What is asked: Images are not part of the copy; write out the rest of the data exactly as given.

(Records contained in a dataset)
------

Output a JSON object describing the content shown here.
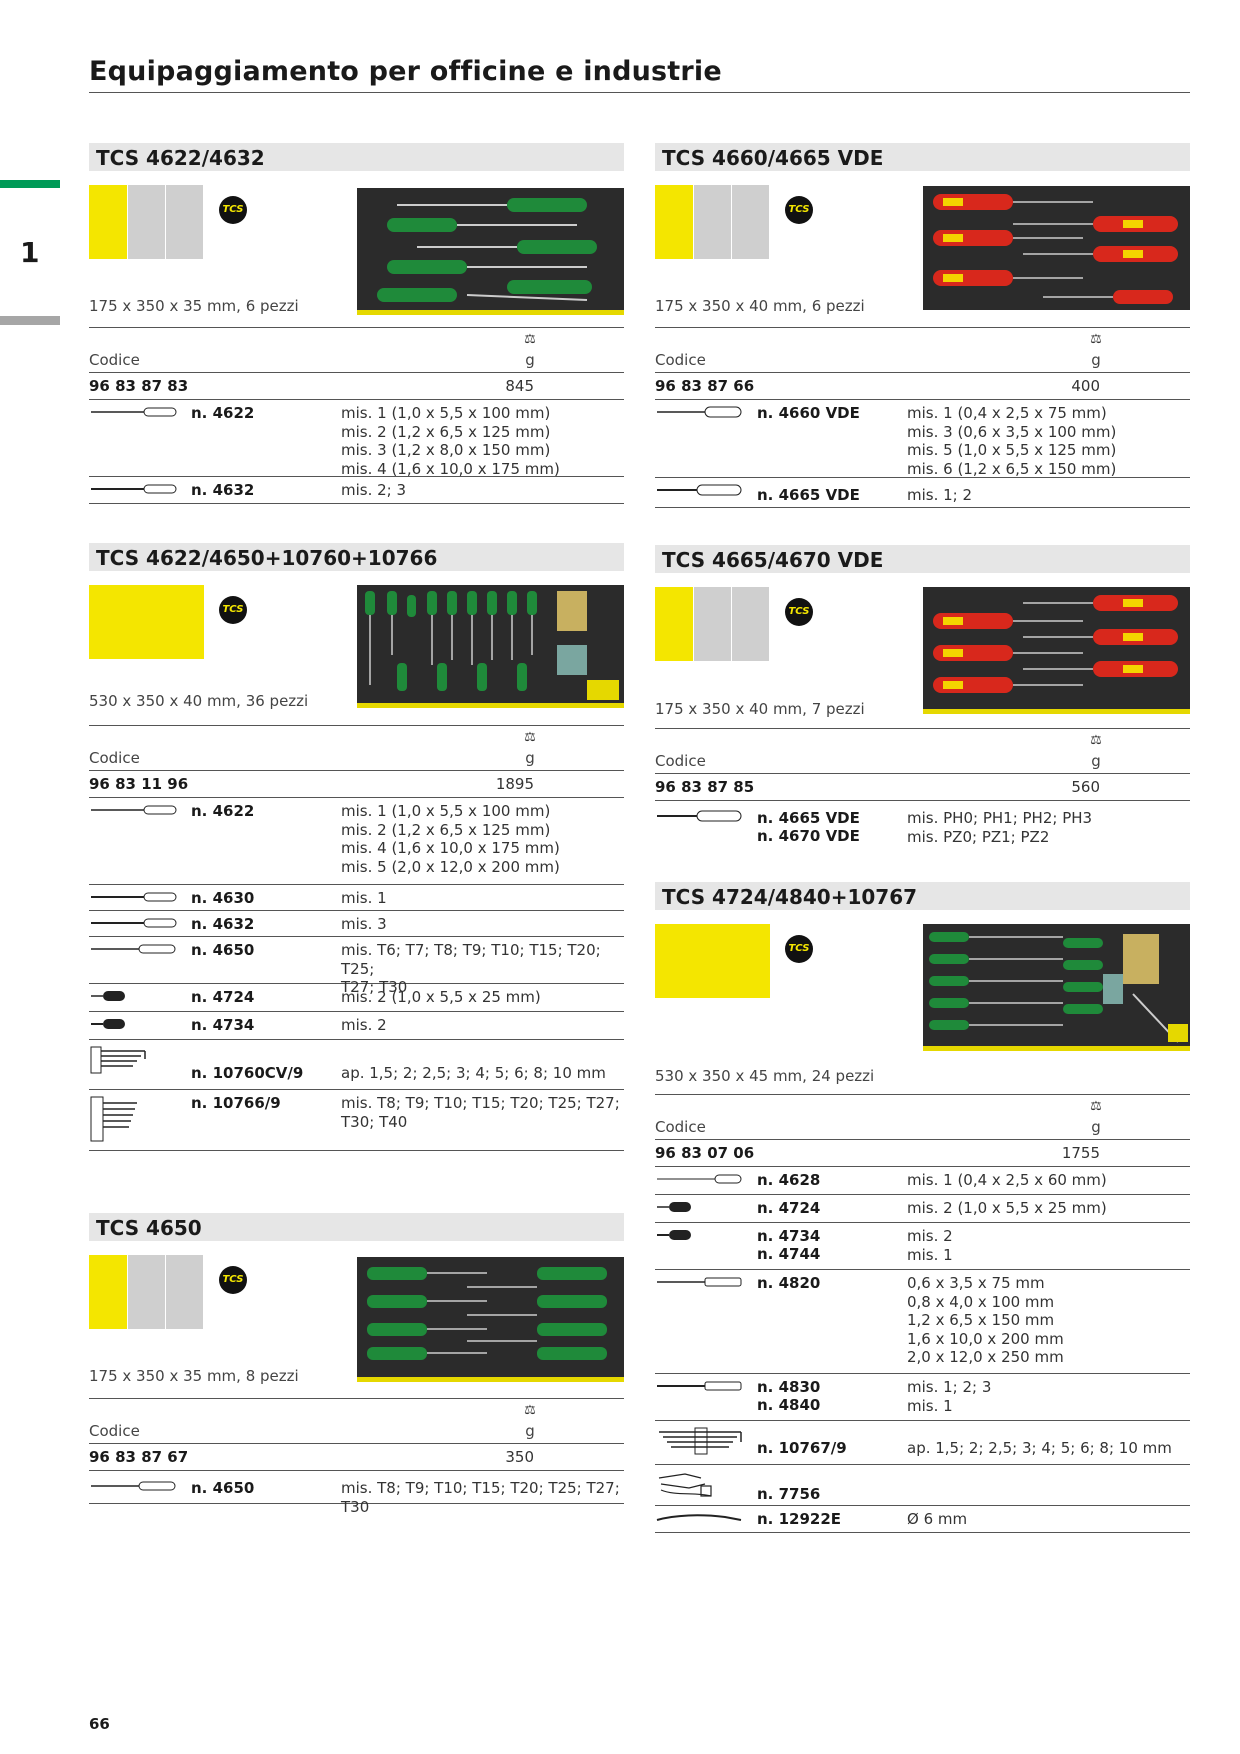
{
  "page": {
    "title": "Equipaggiamento per officine e industrie",
    "chapter": "1",
    "page_number": "66"
  },
  "common": {
    "codice_label": "Codice",
    "weight_unit": "g",
    "scale_icon": "scale-icon",
    "tcs_badge": "TCS"
  },
  "colors": {
    "accent_yellow": "#f4e600",
    "chapter_green": "#009a57",
    "swatch_grey": "#cfcfcf",
    "heading_bg": "#e6e6e6"
  },
  "sections": [
    {
      "title": "TCS 4622/4632",
      "dims": "175 x 350 x 35 mm, 6 pezzi",
      "code": "96 83 87 83",
      "weight": "845",
      "items": [
        {
          "icon": "screwdriver-slotted-icon",
          "number": "n. 4622",
          "desc": "mis. 1 (1,0 x 5,5 x 100 mm)\nmis. 2 (1,2 x 6,5 x 125 mm)\nmis. 3 (1,2 x 8,0 x 150 mm)\nmis. 4 (1,6 x 10,0 x 175 mm)"
        },
        {
          "icon": "screwdriver-phillips-icon",
          "number": "n. 4632",
          "desc": "mis. 2; 3"
        }
      ]
    },
    {
      "title": "TCS 4622/4650+10760+10766",
      "dims": "530 x 350 x 40 mm, 36 pezzi",
      "code": "96 83 11 96",
      "weight": "1895",
      "items": [
        {
          "icon": "screwdriver-slotted-icon",
          "number": "n. 4622",
          "desc": "mis. 1 (1,0 x 5,5 x 100 mm)\nmis. 2 (1,2 x 6,5 x 125 mm)\nmis. 4 (1,6 x 10,0 x 175 mm)\nmis. 5 (2,0 x 12,0 x 200 mm)"
        },
        {
          "icon": "screwdriver-pozidriv-icon",
          "number": "n. 4630",
          "desc": "mis. 1"
        },
        {
          "icon": "screwdriver-phillips-icon",
          "number": "n. 4632",
          "desc": "mis. 3"
        },
        {
          "icon": "screwdriver-torx-icon",
          "number": "n. 4650",
          "desc": "mis. T6; T7; T8; T9; T10; T15; T20; T25;\nT27; T30"
        },
        {
          "icon": "stubby-screwdriver-icon",
          "number": "n. 4724",
          "desc": "mis. 2 (1,0 x 5,5 x 25 mm)"
        },
        {
          "icon": "stubby-phillips-icon",
          "number": "n. 4734",
          "desc": "mis. 2"
        },
        {
          "icon": "hex-key-set-icon",
          "number": "n. 10760CV/9",
          "desc": "ap. 1,5; 2; 2,5; 3; 4; 5; 6; 8; 10 mm"
        },
        {
          "icon": "torx-key-set-icon",
          "number": "n. 10766/9",
          "desc": "mis. T8; T9; T10; T15; T20; T25; T27;\nT30; T40"
        }
      ]
    },
    {
      "title": "TCS 4650",
      "dims": "175 x 350 x 35 mm, 8 pezzi",
      "code": "96 83 87 67",
      "weight": "350",
      "items": [
        {
          "icon": "screwdriver-torx-icon",
          "number": "n. 4650",
          "desc": "mis. T8; T9; T10; T15; T20; T25; T27; T30"
        }
      ]
    },
    {
      "title": "TCS 4660/4665 VDE",
      "dims": "175 x 350 x 40 mm, 6 pezzi",
      "code": "96 83 87 66",
      "weight": "400",
      "items": [
        {
          "icon": "vde-slotted-screwdriver-icon",
          "number": "n. 4660 VDE",
          "desc": "mis. 1 (0,4 x 2,5 x 75 mm)\nmis. 3 (0,6 x 3,5 x 100 mm)\nmis. 5 (1,0 x 5,5 x 125 mm)\nmis. 6 (1,2 x 6,5 x 150 mm)"
        },
        {
          "icon": "vde-phillips-screwdriver-icon",
          "number": "n. 4665 VDE",
          "desc": "mis. 1; 2"
        }
      ]
    },
    {
      "title": "TCS 4665/4670 VDE",
      "dims": "175 x 350 x 40 mm, 7 pezzi",
      "code": "96 83 87 85",
      "weight": "560",
      "items": [
        {
          "icon": "vde-phillips-screwdriver-icon",
          "number": "n. 4665 VDE\nn. 4670 VDE",
          "desc": "mis. PH0; PH1; PH2; PH3\nmis. PZ0; PZ1; PZ2"
        }
      ]
    },
    {
      "title": "TCS 4724/4840+10767",
      "dims": "530 x 350 x 45 mm, 24 pezzi",
      "code": "96 83 07 06",
      "weight": "1755",
      "items": [
        {
          "icon": "precision-screwdriver-icon",
          "number": "n. 4628",
          "desc": "mis. 1 (0,4 x 2,5 x 60 mm)"
        },
        {
          "icon": "stubby-screwdriver-icon",
          "number": "n. 4724",
          "desc": "mis. 2 (1,0 x 5,5 x 25 mm)"
        },
        {
          "icon": "stubby-phillips-icon",
          "number": "n. 4734\nn. 4744",
          "desc": "mis. 2\nmis. 1"
        },
        {
          "icon": "screwdriver-hex-bolster-icon",
          "number": "n. 4820",
          "desc": "0,6 x 3,5 x 75 mm\n0,8 x 4,0 x 100 mm\n1,2 x 6,5 x 150 mm\n1,6 x 10,0 x 200 mm\n2,0 x 12,0 x 250 mm"
        },
        {
          "icon": "screwdriver-hex-bolster-phillips-icon",
          "number": "n. 4830\nn. 4840",
          "desc": "mis. 1; 2; 3\nmis. 1"
        },
        {
          "icon": "hex-key-set-icon",
          "number": "n. 10767/9",
          "desc": "ap. 1,5; 2; 2,5; 3; 4; 5; 6; 8; 10 mm"
        },
        {
          "icon": "voltage-tester-icon",
          "number": "n. 7756",
          "desc": ""
        },
        {
          "icon": "flexible-magnetic-pickup-icon",
          "number": "n. 12922E",
          "desc": "Ø 6 mm"
        }
      ]
    }
  ]
}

------

Full response:
Output a JSON object describing the content shown here.
{
  "page": {
    "title": "Equipaggiamento per officine e industrie",
    "chapter": "1",
    "page_number": "66"
  },
  "common": {
    "codice_label": "Codice",
    "weight_unit": "g",
    "scale_icon": "scale-icon",
    "tcs_badge": "TCS"
  },
  "colors": {
    "accent_yellow": "#f4e600",
    "chapter_green": "#009a57",
    "swatch_grey": "#cfcfcf",
    "heading_bg": "#e6e6e6"
  },
  "sections": [
    {
      "title": "TCS 4622/4632",
      "dims": "175 x 350 x 35 mm, 6 pezzi",
      "code": "96 83 87 83",
      "weight": "845",
      "items": [
        {
          "icon": "screwdriver-slotted-icon",
          "number": "n. 4622",
          "desc": "mis. 1 (1,0 x 5,5 x 100 mm)\nmis. 2 (1,2 x 6,5 x 125 mm)\nmis. 3 (1,2 x 8,0 x 150 mm)\nmis. 4 (1,6 x 10,0 x 175 mm)"
        },
        {
          "icon": "screwdriver-phillips-icon",
          "number": "n. 4632",
          "desc": "mis. 2; 3"
        }
      ]
    },
    {
      "title": "TCS 4622/4650+10760+10766",
      "dims": "530 x 350 x 40 mm, 36 pezzi",
      "code": "96 83 11 96",
      "weight": "1895",
      "items": [
        {
          "icon": "screwdriver-slotted-icon",
          "number": "n. 4622",
          "desc": "mis. 1 (1,0 x 5,5 x 100 mm)\nmis. 2 (1,2 x 6,5 x 125 mm)\nmis. 4 (1,6 x 10,0 x 175 mm)\nmis. 5 (2,0 x 12,0 x 200 mm)"
        },
        {
          "icon": "screwdriver-pozidriv-icon",
          "number": "n. 4630",
          "desc": "mis. 1"
        },
        {
          "icon": "screwdriver-phillips-icon",
          "number": "n. 4632",
          "desc": "mis. 3"
        },
        {
          "icon": "screwdriver-torx-icon",
          "number": "n. 4650",
          "desc": "mis. T6; T7; T8; T9; T10; T15; T20; T25;\nT27; T30"
        },
        {
          "icon": "stubby-screwdriver-icon",
          "number": "n. 4724",
          "desc": "mis. 2 (1,0 x 5,5 x 25 mm)"
        },
        {
          "icon": "stubby-phillips-icon",
          "number": "n. 4734",
          "desc": "mis. 2"
        },
        {
          "icon": "hex-key-set-icon",
          "number": "n. 10760CV/9",
          "desc": "ap. 1,5; 2; 2,5; 3; 4; 5; 6; 8; 10 mm"
        },
        {
          "icon": "torx-key-set-icon",
          "number": "n. 10766/9",
          "desc": "mis. T8; T9; T10; T15; T20; T25; T27;\nT30; T40"
        }
      ]
    },
    {
      "title": "TCS 4650",
      "dims": "175 x 350 x 35 mm, 8 pezzi",
      "code": "96 83 87 67",
      "weight": "350",
      "items": [
        {
          "icon": "screwdriver-torx-icon",
          "number": "n. 4650",
          "desc": "mis. T8; T9; T10; T15; T20; T25; T27; T30"
        }
      ]
    },
    {
      "title": "TCS 4660/4665 VDE",
      "dims": "175 x 350 x 40 mm, 6 pezzi",
      "code": "96 83 87 66",
      "weight": "400",
      "items": [
        {
          "icon": "vde-slotted-screwdriver-icon",
          "number": "n. 4660 VDE",
          "desc": "mis. 1 (0,4 x 2,5 x 75 mm)\nmis. 3 (0,6 x 3,5 x 100 mm)\nmis. 5 (1,0 x 5,5 x 125 mm)\nmis. 6 (1,2 x 6,5 x 150 mm)"
        },
        {
          "icon": "vde-phillips-screwdriver-icon",
          "number": "n. 4665 VDE",
          "desc": "mis. 1; 2"
        }
      ]
    },
    {
      "title": "TCS 4665/4670 VDE",
      "dims": "175 x 350 x 40 mm, 7 pezzi",
      "code": "96 83 87 85",
      "weight": "560",
      "items": [
        {
          "icon": "vde-phillips-screwdriver-icon",
          "number": "n. 4665 VDE\nn. 4670 VDE",
          "desc": "mis. PH0; PH1; PH2; PH3\nmis. PZ0; PZ1; PZ2"
        }
      ]
    },
    {
      "title": "TCS 4724/4840+10767",
      "dims": "530 x 350 x 45 mm, 24 pezzi",
      "code": "96 83 07 06",
      "weight": "1755",
      "items": [
        {
          "icon": "precision-screwdriver-icon",
          "number": "n. 4628",
          "desc": "mis. 1 (0,4 x 2,5 x 60 mm)"
        },
        {
          "icon": "stubby-screwdriver-icon",
          "number": "n. 4724",
          "desc": "mis. 2 (1,0 x 5,5 x 25 mm)"
        },
        {
          "icon": "stubby-phillips-icon",
          "number": "n. 4734\nn. 4744",
          "desc": "mis. 2\nmis. 1"
        },
        {
          "icon": "screwdriver-hex-bolster-icon",
          "number": "n. 4820",
          "desc": "0,6 x 3,5 x 75 mm\n0,8 x 4,0 x 100 mm\n1,2 x 6,5 x 150 mm\n1,6 x 10,0 x 200 mm\n2,0 x 12,0 x 250 mm"
        },
        {
          "icon": "screwdriver-hex-bolster-phillips-icon",
          "number": "n. 4830\nn. 4840",
          "desc": "mis. 1; 2; 3\nmis. 1"
        },
        {
          "icon": "hex-key-set-icon",
          "number": "n. 10767/9",
          "desc": "ap. 1,5; 2; 2,5; 3; 4; 5; 6; 8; 10 mm"
        },
        {
          "icon": "voltage-tester-icon",
          "number": "n. 7756",
          "desc": ""
        },
        {
          "icon": "flexible-magnetic-pickup-icon",
          "number": "n. 12922E",
          "desc": "Ø 6 mm"
        }
      ]
    }
  ]
}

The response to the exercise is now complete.